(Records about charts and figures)
## BEGIN

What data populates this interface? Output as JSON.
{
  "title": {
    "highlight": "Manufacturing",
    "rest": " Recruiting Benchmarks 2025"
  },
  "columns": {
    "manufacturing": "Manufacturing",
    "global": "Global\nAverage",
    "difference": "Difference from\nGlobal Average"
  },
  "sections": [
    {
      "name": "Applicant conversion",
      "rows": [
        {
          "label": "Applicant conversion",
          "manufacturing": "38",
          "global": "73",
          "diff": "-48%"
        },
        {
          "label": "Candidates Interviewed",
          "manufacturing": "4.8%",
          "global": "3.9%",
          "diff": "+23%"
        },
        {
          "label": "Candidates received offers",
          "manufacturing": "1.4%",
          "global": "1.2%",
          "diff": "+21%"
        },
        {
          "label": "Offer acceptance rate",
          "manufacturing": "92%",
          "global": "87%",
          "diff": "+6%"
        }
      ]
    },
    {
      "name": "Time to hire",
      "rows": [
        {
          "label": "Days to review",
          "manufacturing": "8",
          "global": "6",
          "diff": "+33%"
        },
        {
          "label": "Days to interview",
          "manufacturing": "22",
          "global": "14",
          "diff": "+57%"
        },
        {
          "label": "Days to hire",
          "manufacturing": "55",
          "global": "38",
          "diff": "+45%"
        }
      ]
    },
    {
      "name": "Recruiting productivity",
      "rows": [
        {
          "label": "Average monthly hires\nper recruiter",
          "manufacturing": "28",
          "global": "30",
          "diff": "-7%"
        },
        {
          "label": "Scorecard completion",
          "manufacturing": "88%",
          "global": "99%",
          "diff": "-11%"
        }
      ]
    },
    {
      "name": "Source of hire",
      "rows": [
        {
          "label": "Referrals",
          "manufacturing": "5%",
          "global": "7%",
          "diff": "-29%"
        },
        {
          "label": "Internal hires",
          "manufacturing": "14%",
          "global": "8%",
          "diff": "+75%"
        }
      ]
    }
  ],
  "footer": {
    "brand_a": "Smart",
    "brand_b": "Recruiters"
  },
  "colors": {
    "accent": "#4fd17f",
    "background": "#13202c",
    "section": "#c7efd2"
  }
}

## END

> CHALLENGE
Look through the data above. Copy every line with the string "Candidates" in it.

> THE RESULT
          "label": "Candidates Interviewed",
          "label": "Candidates received offers",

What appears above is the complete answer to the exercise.